PROBLEM TO SOLVE: Write out the records below once more, exactly as they stand.
##########
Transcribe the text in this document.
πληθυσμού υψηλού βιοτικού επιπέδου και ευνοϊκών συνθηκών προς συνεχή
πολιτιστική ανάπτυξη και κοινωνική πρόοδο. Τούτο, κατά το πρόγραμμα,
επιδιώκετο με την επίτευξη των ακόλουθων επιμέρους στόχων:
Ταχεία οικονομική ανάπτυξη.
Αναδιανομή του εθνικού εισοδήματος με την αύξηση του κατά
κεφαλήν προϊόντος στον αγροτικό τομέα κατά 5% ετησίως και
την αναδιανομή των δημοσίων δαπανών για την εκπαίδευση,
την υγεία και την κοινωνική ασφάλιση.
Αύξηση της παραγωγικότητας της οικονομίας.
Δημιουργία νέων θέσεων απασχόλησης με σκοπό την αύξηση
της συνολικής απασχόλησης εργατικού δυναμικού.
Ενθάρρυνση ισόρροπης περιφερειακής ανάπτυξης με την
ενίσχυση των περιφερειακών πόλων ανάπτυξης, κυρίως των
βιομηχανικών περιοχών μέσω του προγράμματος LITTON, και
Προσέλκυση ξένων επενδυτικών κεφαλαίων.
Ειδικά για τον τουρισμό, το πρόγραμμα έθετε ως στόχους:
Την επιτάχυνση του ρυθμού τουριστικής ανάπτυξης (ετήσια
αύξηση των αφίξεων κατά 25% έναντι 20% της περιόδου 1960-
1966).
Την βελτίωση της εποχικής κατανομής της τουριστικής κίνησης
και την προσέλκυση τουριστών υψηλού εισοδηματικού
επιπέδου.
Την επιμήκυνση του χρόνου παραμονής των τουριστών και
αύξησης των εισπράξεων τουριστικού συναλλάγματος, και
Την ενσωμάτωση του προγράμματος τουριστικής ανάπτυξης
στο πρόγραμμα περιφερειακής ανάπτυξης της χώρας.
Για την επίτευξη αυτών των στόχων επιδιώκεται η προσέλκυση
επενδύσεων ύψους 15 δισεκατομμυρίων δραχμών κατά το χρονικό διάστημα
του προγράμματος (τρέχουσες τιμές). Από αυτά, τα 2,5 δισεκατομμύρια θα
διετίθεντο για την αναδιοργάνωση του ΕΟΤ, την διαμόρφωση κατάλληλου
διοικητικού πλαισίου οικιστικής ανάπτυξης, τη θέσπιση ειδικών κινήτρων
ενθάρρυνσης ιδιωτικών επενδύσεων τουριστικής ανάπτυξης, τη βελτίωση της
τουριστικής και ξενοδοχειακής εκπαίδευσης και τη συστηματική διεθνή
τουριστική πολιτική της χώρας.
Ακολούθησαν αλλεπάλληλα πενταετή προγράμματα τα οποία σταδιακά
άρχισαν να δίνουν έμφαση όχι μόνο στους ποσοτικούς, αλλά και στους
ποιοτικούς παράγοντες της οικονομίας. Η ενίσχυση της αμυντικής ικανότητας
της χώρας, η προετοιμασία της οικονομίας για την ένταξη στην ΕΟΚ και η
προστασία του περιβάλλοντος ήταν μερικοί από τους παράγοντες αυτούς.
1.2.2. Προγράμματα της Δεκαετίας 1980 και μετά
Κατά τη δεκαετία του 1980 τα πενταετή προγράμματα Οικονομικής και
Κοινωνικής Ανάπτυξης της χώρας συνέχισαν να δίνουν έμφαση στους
##########
RESPONSE FOR THIS EXERCISE:
Transcribe the text in this document.
πληθυσμού υψηλού βιοτικού επιπέδου και ευνοϊκών συνθηκών προς συνεχή
πολιτιστική ανάπτυξη και κοινωνική πρόοδο. Τούτο, κατά το πρόγραμμα,
επιδιώκετο με την επίτευξη των ακόλουθων επιμέρους στόχων:
Ταχεία οικονομική ανάπτυξη.
Αναδιανομή του εθνικού εισοδήματος με την αύξηση του κατά
κεφαλήν προϊόντος στον αγροτικό τομέα κατά 5% ετησίως και
την αναδιανομή των δημοσίων δαπανών για την εκπαίδευση,
την υγεία και την κοινωνική ασφάλιση.
Αύξηση της παραγωγικότητας της οικονομίας.
Δημιουργία νέων θέσεων απασχόλησης με σκοπό την αύξηση
της συνολικής απασχόλησης εργατικού δυναμικού.
Ενθάρρυνση ισόρροπης περιφερειακής ανάπτυξης με την
ενίσχυση των περιφερειακών πόλων ανάπτυξης, κυρίως των
βιομηχανικών περιοχών μέσω του προγράμματος LITTON, και
Προσέλκυση ξένων επενδυτικών κεφαλαίων.
Ειδικά για τον τουρισμό, το πρόγραμμα έθετε ως στόχους:
Την επιτάχυνση του ρυθμού τουριστικής ανάπτυξης (ετήσια
αύξηση των αφίξεων κατά 25% έναντι 20% της περιόδου 1960-
1966).
Την βελτίωση της εποχικής κατανομής της τουριστικής κίνησης
και την προσέλκυση τουριστών υψηλού εισοδηματικού
επιπέδου.
Την επιμήκυνση του χρόνου παραμονής των τουριστών και
αύξησης των εισπράξεων τουριστικού συναλλάγματος, και
Την ενσωμάτωση του προγράμματος τουριστικής ανάπτυξης
στο πρόγραμμα περιφερειακής ανάπτυξης της χώρας.
Για την επίτευξη αυτών των στόχων επιδιώκεται η προσέλκυση
επενδύσεων ύψους 15 δισεκατομμυρίων δραχμών κατά το χρονικό διάστημα
του προγράμματος (τρέχουσες τιμές). Από αυτά, τα 2,5 δισεκατομμύρια θα
διετίθεντο για την αναδιοργάνωση του ΕΟΤ, την διαμόρφωση κατάλληλου
διοικητικού πλαισίου οικιστικής ανάπτυξης, τη θέσπιση ειδικών κινήτρων
ενθάρρυνσης ιδιωτικών επενδύσεων τουριστικής ανάπτυξης, τη βελτίωση της
τουριστικής και ξενοδοχειακής εκπαίδευσης και τη συστηματική διεθνή
τουριστική πολιτική της χώρας.
Ακολούθησαν αλλεπάλληλα πενταετή προγράμματα τα οποία σταδιακά
άρχισαν να δίνουν έμφαση όχι μόνο στους ποσοτικούς, αλλά και στους
ποιοτικούς παράγοντες της οικονομίας. Η ενίσχυση της αμυντικής ικανότητας
της χώρας, η προετοιμασία της οικονομίας για την ένταξη στην ΕΟΚ και η
προστασία του περιβάλλοντος ήταν μερικοί από τους παράγοντες αυτούς.
1.2.2. Προγράμματα της Δεκαετίας 1980 και μετά
Κατά τη δεκαετία του 1980 τα πενταετή προγράμματα Οικονομικής και
Κοινωνικής Ανάπτυξης της χώρας συνέχισαν να δίνουν έμφαση στους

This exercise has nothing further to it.